PROBLEM TO SOLVE: Reproduce the following records exactly from the line containing "Parse this screenshot: output" onward, ending with the last line and including it.

INPUT ROWS:

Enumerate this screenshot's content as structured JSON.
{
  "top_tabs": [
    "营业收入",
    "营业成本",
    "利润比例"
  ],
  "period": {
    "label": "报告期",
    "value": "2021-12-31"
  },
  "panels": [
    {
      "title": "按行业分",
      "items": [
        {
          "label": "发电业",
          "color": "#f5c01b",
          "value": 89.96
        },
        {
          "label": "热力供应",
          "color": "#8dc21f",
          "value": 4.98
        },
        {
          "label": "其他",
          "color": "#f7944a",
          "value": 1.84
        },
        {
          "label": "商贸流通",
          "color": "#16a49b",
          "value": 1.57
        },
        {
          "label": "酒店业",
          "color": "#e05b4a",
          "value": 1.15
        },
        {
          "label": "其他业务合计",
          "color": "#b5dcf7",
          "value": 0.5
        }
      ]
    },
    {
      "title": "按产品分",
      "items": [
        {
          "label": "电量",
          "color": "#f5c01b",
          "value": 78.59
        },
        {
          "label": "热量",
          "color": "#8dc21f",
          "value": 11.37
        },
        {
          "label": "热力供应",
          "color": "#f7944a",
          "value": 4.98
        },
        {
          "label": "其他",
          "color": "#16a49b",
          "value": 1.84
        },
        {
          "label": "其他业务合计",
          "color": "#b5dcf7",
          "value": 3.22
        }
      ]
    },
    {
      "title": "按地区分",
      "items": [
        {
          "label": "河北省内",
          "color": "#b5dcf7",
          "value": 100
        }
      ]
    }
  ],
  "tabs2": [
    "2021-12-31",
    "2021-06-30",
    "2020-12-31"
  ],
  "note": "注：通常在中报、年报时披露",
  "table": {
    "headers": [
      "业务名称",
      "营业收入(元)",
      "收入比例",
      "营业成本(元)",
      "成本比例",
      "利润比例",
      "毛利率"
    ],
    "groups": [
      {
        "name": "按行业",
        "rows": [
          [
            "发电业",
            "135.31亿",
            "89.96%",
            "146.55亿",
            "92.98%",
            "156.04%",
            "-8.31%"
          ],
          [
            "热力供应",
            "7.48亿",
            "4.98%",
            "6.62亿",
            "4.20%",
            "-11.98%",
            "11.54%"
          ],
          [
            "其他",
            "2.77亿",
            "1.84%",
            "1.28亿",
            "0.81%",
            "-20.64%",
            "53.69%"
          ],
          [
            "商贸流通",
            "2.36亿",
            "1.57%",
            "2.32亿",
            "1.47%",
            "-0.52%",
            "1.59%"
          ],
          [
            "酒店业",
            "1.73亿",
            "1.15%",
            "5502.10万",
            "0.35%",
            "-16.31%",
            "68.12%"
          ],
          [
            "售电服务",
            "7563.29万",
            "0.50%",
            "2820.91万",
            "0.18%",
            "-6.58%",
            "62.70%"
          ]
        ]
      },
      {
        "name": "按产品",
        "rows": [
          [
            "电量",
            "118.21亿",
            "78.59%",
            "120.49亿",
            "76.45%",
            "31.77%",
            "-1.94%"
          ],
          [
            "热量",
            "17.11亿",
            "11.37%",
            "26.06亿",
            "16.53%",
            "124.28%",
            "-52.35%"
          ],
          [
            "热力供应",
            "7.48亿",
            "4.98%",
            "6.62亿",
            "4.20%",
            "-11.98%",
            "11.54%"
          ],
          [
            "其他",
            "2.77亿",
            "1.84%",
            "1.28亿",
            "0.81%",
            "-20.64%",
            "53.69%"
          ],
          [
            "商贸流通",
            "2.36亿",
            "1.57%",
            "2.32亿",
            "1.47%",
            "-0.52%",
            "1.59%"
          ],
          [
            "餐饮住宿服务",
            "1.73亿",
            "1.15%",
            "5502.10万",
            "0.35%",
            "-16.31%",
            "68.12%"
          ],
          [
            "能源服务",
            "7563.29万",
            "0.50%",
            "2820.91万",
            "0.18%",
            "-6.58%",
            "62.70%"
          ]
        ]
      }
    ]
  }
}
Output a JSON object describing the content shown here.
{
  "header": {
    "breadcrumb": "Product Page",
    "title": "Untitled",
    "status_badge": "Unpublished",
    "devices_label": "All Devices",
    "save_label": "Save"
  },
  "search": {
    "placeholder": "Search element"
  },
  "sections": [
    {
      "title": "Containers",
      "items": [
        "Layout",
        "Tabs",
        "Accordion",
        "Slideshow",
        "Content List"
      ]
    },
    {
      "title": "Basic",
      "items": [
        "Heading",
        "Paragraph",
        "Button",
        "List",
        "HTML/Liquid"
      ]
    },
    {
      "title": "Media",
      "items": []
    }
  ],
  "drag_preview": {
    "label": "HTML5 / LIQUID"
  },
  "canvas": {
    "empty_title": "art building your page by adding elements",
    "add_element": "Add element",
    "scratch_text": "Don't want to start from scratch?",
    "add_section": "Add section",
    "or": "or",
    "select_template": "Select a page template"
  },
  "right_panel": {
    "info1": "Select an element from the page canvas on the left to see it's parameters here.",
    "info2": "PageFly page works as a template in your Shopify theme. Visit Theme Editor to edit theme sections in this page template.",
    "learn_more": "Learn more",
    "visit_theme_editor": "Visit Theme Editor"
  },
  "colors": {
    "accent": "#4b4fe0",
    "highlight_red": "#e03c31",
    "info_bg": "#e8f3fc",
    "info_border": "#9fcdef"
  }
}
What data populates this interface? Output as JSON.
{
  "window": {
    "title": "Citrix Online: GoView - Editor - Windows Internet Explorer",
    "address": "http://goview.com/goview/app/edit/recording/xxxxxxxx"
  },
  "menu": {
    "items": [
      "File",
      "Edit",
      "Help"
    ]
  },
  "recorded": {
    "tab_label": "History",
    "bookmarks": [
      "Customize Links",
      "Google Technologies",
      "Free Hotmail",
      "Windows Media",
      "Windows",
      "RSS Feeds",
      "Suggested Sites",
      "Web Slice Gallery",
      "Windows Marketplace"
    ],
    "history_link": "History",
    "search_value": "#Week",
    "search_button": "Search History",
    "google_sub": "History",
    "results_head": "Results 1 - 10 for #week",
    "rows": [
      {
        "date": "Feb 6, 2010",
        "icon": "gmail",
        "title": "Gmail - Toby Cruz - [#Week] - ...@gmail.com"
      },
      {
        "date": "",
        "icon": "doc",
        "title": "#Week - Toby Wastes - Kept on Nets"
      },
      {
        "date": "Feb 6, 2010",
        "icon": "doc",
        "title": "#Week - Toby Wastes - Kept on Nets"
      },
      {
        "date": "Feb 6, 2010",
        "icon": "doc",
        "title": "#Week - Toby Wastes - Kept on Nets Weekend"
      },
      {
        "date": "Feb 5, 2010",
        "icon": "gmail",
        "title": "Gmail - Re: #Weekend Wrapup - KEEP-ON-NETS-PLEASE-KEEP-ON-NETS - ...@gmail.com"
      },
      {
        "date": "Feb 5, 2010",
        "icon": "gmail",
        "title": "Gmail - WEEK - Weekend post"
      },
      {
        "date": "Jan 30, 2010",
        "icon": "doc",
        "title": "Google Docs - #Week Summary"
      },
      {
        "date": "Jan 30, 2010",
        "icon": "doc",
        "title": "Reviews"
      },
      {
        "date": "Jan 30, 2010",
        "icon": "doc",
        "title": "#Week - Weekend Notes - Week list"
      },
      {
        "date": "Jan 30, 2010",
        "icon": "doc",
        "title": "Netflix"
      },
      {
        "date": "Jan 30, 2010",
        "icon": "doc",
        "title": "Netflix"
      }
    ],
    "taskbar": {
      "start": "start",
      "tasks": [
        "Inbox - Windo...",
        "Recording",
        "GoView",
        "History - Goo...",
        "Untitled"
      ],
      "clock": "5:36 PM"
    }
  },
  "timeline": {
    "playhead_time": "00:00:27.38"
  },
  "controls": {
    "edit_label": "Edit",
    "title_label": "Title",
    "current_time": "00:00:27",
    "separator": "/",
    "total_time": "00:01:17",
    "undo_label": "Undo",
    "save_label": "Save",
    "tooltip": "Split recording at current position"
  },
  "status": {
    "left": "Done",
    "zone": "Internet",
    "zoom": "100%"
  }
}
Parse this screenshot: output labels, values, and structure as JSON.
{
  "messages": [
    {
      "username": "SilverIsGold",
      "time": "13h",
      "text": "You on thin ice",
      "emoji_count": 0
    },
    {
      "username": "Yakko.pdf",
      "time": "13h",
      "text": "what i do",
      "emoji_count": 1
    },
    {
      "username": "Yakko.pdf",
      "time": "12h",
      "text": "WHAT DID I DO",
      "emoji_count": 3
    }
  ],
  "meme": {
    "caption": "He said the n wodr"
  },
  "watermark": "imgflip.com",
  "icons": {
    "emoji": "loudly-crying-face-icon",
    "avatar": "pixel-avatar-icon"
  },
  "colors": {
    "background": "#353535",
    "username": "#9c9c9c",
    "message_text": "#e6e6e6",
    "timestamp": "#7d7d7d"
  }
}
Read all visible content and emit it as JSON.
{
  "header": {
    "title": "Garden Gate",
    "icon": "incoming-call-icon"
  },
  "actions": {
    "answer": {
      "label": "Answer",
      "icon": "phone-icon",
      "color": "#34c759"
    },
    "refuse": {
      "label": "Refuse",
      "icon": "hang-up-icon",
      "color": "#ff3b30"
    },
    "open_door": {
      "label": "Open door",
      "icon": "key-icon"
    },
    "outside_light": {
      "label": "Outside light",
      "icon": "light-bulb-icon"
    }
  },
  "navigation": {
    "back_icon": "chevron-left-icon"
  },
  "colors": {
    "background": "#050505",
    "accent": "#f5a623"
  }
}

EXERCISE SOLUTION:
Parse this screenshot: output labels, values, and structure as JSON.
{
  "messages": [
    {
      "username": "SilverIsGold",
      "time": "13h",
      "text": "You on thin ice",
      "emoji_count": 0
    },
    {
      "username": "Yakko.pdf",
      "time": "13h",
      "text": "what i do",
      "emoji_count": 1
    },
    {
      "username": "Yakko.pdf",
      "time": "12h",
      "text": "WHAT DID I DO",
      "emoji_count": 3
    }
  ],
  "meme": {
    "caption": "He said the n wodr"
  },
  "watermark": "imgflip.com",
  "icons": {
    "emoji": "loudly-crying-face-icon",
    "avatar": "pixel-avatar-icon"
  },
  "colors": {
    "background": "#353535",
    "username": "#9c9c9c",
    "message_text": "#e6e6e6",
    "timestamp": "#7d7d7d"
  }
}
Read all visible content and emit it as JSON.
{
  "header": {
    "title": "Garden Gate",
    "icon": "incoming-call-icon"
  },
  "actions": {
    "answer": {
      "label": "Answer",
      "icon": "phone-icon",
      "color": "#34c759"
    },
    "refuse": {
      "label": "Refuse",
      "icon": "hang-up-icon",
      "color": "#ff3b30"
    },
    "open_door": {
      "label": "Open door",
      "icon": "key-icon"
    },
    "outside_light": {
      "label": "Outside light",
      "icon": "light-bulb-icon"
    }
  },
  "navigation": {
    "back_icon": "chevron-left-icon"
  },
  "colors": {
    "background": "#050505",
    "accent": "#f5a623"
  }
}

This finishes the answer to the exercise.